**Task item**
Track down each line below containing the string "word" and copy it.

**Dataset content**
-=-=-
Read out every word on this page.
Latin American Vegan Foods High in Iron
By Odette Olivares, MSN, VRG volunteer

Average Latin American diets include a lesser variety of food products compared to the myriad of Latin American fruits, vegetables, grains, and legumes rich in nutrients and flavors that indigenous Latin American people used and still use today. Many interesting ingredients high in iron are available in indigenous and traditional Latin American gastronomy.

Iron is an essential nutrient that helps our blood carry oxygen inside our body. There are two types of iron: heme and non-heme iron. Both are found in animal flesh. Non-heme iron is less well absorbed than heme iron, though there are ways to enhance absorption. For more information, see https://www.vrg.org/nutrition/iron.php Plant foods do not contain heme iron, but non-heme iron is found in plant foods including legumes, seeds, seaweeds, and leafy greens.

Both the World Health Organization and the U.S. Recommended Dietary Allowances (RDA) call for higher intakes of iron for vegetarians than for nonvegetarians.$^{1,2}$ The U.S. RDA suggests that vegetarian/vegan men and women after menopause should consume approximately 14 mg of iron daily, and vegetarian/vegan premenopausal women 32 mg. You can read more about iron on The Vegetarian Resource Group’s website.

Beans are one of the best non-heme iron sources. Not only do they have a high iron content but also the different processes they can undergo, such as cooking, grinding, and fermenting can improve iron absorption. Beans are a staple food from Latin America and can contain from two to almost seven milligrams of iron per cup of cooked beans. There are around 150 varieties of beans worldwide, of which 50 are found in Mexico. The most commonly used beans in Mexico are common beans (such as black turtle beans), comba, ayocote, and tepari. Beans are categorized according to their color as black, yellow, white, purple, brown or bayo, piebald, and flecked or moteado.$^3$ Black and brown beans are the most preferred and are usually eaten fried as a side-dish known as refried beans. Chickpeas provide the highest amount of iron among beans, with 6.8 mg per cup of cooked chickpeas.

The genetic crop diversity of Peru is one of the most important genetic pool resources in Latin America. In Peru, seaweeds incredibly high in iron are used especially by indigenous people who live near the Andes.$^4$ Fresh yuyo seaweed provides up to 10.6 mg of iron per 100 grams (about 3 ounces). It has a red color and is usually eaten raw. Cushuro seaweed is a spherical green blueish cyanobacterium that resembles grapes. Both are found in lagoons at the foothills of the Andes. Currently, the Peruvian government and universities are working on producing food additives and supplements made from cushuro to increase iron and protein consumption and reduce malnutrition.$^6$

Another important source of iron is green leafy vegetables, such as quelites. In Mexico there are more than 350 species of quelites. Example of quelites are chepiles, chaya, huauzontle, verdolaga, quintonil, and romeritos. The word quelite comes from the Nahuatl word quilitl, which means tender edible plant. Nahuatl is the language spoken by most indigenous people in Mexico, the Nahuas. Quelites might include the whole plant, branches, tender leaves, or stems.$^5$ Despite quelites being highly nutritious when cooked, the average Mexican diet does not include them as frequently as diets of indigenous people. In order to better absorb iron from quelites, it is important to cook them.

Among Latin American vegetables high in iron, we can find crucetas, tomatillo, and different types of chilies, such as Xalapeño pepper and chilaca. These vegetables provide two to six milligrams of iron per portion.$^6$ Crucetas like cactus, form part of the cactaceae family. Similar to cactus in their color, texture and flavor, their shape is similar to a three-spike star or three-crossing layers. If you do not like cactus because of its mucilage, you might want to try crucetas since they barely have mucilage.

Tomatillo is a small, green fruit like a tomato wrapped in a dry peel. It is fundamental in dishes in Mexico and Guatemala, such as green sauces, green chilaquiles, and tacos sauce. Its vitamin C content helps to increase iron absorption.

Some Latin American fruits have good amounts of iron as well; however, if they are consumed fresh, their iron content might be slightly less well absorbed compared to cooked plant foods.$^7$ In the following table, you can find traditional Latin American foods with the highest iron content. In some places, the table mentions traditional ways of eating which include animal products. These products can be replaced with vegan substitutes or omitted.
-=-=-
**Result for this task**
Read out every word on this page.
Another important source of iron is green leafy vegetables, such as quelites. In Mexico there are more than 350 species of quelites. Example of quelites are chepiles, chaya, huauzontle, verdolaga, quintonil, and romeritos. The word quelite comes from the Nahuatl word quilitl, which means tender edible plant. Nahuatl is the language spoken by most indigenous people in Mexico, the Nahuas. Quelites might include the whole plant, branches, tender leaves, or stems.$^5$ Despite quelites being highly nutritious when cooked, the average Mexican diet does not include them as frequently as diets of indigenous people. In order to better absorb iron from quelites, it is important to cook them.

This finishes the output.